**Task goal:** Gather all lines from the material that contain "我见相如".

Data entries
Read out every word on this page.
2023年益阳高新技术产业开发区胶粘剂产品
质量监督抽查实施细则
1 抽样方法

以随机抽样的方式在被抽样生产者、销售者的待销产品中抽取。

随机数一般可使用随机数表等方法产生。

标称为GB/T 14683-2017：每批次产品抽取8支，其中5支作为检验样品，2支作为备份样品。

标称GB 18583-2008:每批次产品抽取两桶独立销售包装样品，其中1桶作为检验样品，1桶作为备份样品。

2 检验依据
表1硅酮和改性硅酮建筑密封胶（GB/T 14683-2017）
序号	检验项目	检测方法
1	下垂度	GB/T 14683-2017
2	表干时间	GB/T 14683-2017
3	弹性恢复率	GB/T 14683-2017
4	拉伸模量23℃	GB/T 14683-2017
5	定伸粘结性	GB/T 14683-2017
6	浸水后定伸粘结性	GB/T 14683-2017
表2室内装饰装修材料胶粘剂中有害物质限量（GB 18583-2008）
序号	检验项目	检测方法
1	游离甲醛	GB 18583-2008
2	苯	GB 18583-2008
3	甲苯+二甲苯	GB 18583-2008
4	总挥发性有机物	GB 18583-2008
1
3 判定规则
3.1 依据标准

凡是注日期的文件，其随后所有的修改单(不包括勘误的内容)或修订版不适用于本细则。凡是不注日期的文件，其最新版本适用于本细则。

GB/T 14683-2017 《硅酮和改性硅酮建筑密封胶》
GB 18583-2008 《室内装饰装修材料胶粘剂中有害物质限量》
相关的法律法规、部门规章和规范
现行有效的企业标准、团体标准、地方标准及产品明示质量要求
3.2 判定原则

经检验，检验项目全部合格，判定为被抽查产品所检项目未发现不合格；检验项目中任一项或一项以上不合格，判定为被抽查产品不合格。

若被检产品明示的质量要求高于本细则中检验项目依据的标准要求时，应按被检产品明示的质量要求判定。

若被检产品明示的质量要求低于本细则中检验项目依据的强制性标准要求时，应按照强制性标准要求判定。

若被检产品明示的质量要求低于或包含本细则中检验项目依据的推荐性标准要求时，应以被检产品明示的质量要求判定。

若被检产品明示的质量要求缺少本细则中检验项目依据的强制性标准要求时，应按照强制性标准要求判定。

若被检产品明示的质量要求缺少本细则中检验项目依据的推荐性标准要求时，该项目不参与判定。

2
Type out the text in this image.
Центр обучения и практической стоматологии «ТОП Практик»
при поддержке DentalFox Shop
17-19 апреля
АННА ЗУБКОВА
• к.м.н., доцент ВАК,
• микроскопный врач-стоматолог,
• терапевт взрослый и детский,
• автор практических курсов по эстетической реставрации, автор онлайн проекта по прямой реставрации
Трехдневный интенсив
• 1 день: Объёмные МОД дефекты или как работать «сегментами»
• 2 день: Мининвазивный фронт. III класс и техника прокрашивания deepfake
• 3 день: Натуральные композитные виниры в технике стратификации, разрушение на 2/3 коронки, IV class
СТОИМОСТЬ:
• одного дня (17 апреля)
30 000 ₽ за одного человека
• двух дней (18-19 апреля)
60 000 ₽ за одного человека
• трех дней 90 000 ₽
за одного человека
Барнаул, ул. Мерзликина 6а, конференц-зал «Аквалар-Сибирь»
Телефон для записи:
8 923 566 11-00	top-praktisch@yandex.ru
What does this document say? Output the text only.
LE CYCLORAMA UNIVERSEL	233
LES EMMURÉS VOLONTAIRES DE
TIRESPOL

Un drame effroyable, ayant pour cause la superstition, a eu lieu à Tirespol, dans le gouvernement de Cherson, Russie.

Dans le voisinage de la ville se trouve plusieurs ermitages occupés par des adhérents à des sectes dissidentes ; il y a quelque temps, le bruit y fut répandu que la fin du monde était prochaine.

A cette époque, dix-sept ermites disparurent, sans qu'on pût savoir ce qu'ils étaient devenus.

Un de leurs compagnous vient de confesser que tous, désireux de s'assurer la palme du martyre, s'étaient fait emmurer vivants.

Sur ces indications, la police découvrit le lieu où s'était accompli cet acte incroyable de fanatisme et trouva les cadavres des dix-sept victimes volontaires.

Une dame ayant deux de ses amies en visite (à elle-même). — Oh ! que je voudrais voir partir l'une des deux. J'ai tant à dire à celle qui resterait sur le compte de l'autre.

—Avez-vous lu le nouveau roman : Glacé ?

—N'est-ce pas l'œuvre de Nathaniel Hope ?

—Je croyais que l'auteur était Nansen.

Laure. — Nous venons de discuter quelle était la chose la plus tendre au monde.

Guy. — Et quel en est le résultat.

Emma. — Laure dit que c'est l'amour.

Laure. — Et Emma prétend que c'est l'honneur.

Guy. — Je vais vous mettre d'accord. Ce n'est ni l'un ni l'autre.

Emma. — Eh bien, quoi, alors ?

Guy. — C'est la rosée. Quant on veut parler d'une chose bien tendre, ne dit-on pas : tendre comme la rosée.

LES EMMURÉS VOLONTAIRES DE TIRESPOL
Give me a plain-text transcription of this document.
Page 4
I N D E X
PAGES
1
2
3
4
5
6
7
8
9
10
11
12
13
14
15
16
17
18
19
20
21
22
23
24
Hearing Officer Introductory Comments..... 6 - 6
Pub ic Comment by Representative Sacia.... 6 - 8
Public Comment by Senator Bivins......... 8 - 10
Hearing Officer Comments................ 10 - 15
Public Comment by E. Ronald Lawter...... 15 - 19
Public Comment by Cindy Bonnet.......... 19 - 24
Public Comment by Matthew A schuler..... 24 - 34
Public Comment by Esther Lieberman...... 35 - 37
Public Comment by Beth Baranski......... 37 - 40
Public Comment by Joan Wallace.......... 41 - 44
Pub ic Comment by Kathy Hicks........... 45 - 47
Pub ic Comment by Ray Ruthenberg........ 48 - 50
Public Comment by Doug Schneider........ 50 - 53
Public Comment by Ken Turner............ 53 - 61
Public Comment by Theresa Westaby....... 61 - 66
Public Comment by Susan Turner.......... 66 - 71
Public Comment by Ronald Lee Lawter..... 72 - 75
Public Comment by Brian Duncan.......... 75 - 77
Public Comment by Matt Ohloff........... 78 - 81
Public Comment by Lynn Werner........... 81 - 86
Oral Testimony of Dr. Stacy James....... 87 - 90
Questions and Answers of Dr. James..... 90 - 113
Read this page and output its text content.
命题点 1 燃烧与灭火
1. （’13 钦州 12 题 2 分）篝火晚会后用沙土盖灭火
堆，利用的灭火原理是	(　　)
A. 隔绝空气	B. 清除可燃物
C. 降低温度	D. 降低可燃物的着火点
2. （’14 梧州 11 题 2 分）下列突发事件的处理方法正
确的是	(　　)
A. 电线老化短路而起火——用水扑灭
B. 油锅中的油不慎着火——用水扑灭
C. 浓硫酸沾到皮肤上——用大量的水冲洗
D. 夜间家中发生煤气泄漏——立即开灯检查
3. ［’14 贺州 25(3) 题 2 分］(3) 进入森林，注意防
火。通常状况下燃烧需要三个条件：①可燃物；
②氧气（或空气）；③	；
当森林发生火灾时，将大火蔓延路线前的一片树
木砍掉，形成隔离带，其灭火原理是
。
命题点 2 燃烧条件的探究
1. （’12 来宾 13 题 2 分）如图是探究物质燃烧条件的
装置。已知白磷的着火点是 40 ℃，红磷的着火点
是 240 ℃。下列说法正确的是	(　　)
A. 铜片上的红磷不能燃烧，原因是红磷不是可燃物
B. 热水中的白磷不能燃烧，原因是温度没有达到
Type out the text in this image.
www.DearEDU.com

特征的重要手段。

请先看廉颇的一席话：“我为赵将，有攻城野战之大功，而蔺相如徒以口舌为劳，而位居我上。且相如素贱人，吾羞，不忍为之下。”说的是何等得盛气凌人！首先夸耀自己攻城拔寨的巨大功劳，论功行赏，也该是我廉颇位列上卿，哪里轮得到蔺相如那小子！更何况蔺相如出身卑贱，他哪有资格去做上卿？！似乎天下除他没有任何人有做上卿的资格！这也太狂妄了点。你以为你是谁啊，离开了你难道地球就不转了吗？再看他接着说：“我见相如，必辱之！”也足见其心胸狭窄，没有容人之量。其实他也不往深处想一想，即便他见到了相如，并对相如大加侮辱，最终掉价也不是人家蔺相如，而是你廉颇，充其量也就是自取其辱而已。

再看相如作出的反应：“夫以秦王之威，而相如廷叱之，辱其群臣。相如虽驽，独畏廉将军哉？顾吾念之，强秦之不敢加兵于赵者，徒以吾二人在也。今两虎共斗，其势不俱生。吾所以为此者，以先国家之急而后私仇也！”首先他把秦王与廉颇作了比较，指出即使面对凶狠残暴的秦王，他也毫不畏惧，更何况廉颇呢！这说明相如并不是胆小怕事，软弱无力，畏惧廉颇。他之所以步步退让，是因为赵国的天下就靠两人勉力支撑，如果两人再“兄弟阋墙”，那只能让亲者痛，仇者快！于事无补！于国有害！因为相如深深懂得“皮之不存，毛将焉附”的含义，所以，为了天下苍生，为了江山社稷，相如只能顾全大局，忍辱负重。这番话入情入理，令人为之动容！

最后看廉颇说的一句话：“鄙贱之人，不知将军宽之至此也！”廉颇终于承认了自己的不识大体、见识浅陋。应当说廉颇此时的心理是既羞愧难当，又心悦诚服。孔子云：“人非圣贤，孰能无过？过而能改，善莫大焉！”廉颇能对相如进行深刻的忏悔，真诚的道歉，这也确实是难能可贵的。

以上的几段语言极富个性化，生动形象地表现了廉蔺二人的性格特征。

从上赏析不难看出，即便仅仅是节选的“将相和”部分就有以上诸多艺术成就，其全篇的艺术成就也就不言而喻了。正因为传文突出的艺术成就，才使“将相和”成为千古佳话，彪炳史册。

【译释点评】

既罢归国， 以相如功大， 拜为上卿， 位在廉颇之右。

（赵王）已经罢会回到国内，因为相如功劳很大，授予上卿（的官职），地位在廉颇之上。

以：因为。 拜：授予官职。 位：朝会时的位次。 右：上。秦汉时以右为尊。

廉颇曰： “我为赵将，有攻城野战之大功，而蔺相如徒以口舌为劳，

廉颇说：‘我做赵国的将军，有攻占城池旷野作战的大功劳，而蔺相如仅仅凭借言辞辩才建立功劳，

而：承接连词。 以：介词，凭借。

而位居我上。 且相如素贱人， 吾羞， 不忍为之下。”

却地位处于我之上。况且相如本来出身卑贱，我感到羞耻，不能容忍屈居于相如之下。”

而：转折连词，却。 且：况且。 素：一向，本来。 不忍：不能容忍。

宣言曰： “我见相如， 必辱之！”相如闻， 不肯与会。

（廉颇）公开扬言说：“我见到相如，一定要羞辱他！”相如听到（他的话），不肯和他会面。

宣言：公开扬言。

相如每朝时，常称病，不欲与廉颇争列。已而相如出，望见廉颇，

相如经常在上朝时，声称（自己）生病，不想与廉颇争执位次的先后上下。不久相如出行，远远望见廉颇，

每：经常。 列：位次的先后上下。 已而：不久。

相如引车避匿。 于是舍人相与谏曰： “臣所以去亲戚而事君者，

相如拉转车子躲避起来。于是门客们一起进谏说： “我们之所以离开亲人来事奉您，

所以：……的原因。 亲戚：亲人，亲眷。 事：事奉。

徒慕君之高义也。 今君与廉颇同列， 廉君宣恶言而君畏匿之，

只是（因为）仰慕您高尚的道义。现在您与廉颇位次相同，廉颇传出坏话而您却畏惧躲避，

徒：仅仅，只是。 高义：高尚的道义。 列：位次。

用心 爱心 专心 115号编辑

**Output of the task:**
请先看廉颇的一席话：“我为赵将，有攻城野战之大功，而蔺相如徒以口舌为劳，而位居我上。且相如素贱人，吾羞，不忍为之下。”说的是何等得盛气凌人！首先夸耀自己攻城拔寨的巨大功劳，论功行赏，也该是我廉颇位列上卿，哪里轮得到蔺相如那小子！更何况蔺相如出身卑贱，他哪有资格去做上卿？！似乎天下除他没有任何人有做上卿的资格！这也太狂妄了点。你以为你是谁啊，离开了你难道地球就不转了吗？再看他接着说：“我见相如，必辱之！”也足见其心胸狭窄，没有容人之量。其实他也不往深处想一想，即便他见到了相如，并对相如大加侮辱，最终掉价也不是人家蔺相如，而是你廉颇，充其量也就是自取其辱而已。
宣言曰： “我见相如， 必辱之！”相如闻， 不肯与会。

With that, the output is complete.